- _Texto fornecido_
──────
A Comissão de Assuntos Sociais do Senado Federal realizou, na manhã da quarta-feira, 25 de fevereiro, nova votação sobre o Exame Nacional de Proficiência em Medicina (ProfiMed). A matéria retornou à pauta após a apresentação de emendas pelo senador Rogério Carvalho, de que o Ministério da Educação (MEC) desenvolva e aplique a prova, em substituição ao Conselho Federal de Medicina (CFM).
O PL 2.294/2024 é de autoria do senador Astronauta Marcos Pontes e tem como relator o senador Dr. Hiran. Em votação, as emendas foram rejeitadas. Com a decisão da Comissão, o texto segue para a Câmara dos Deputados.
O Exame Nacional de Proficiência em Medicina estabelece a obrigatoriedade de uma avaliação para médicos recém-formados na área como condição para o exercício pleno da profissão. A prova deverá abordar conhecimentos teóricos, habilidades clínicas e princípios éticos. De acordo com a proposta, candidatos não aprovados poderão atuar exclusivamente em atividades técnico-científicas, sem contato direto com pacientes, mediante autorização do Conselho Regional de Medicina (CRM).
O presidente da Associação Médica do Rio Grande do Sul (AMRIGS) e conselheiro do CFM pelo Estado, Dr. Gerson Junqueira Jr., acompanhou presencialmente a sessão, em Brasília. Para a entidade, o resultado representa um avanço significativo no debate sobre qualificação da formação médica e proteção à sociedade.
──────
- _Trechos de dados_
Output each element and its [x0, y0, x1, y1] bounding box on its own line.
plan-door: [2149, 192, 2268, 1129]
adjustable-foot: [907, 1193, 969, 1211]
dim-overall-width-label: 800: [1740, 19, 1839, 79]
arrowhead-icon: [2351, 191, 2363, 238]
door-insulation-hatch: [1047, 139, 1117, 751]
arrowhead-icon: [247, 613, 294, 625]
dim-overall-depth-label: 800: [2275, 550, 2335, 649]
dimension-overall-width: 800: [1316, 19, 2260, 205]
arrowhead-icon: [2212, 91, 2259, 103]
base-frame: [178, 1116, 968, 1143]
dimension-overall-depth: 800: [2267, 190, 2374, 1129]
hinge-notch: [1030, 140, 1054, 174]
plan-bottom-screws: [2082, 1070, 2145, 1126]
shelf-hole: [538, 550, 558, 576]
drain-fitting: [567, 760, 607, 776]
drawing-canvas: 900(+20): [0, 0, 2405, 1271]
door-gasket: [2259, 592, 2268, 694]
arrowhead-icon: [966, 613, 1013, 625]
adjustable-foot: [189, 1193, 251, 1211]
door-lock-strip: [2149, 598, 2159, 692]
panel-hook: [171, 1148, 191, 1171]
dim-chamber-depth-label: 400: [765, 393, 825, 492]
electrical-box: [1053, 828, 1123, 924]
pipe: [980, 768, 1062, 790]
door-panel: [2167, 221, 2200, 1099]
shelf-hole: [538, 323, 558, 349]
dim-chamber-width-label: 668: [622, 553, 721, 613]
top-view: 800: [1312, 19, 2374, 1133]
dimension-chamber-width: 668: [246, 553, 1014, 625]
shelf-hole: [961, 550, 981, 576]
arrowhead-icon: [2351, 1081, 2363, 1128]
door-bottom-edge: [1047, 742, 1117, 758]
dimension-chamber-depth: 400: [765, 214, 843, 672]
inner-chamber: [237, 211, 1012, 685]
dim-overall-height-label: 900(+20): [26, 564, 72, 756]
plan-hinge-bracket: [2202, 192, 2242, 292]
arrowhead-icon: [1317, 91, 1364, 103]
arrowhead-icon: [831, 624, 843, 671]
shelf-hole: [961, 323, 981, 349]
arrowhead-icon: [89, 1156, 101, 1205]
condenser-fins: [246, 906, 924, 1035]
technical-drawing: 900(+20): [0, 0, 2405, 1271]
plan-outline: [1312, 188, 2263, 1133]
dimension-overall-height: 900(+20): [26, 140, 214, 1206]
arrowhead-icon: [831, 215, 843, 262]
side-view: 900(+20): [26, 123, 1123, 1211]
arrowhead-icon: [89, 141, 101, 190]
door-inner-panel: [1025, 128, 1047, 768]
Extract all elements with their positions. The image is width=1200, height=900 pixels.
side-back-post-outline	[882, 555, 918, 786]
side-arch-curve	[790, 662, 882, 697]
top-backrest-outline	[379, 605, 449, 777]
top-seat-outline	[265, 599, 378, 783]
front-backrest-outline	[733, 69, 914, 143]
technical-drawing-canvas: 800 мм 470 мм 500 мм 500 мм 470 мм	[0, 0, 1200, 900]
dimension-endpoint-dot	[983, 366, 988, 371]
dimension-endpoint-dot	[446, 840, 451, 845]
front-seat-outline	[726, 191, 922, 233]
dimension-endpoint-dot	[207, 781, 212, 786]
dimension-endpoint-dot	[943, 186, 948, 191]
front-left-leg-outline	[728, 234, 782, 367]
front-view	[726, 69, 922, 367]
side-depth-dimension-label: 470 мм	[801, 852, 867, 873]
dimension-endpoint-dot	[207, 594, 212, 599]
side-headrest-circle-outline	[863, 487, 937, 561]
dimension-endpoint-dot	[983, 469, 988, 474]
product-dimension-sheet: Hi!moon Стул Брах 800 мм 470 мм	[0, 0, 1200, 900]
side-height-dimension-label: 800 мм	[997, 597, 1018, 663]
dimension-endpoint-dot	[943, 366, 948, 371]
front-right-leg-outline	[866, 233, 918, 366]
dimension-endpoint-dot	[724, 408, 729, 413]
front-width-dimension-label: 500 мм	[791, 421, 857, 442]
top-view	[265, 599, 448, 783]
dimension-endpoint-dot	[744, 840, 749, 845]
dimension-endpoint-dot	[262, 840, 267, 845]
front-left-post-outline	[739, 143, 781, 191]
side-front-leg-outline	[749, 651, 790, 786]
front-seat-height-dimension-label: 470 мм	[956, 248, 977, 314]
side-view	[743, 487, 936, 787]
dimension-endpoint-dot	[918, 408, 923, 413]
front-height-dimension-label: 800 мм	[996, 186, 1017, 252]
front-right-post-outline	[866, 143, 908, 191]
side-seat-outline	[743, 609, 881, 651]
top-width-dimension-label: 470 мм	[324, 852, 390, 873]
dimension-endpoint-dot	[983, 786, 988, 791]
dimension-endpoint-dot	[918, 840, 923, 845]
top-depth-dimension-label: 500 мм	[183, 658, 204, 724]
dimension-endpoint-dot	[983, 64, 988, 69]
──────
- _A tarefa_
Transcreva literalmente o trecho do texto sobre o ProfiMed que começa com as palavras "A Comissão de" e termina com "de Medicina (CFM).". Os registros não têm nenhum papel nisto.

- _Solução abaixo_
A Comissão de Assuntos Sociais do Senado Federal realizou, na manhã da quarta-feira, 25 de fevereiro, nova votação sobre o Exame Nacional de Proficiência em Medicina (ProfiMed). A matéria retornou à pauta após a apresentação de emendas pelo senador Rogério Carvalho, de que o Ministério da Educação (MEC) desenvolva e aplique a prova, em substituição ao Conselho Federal de Medicina (CFM).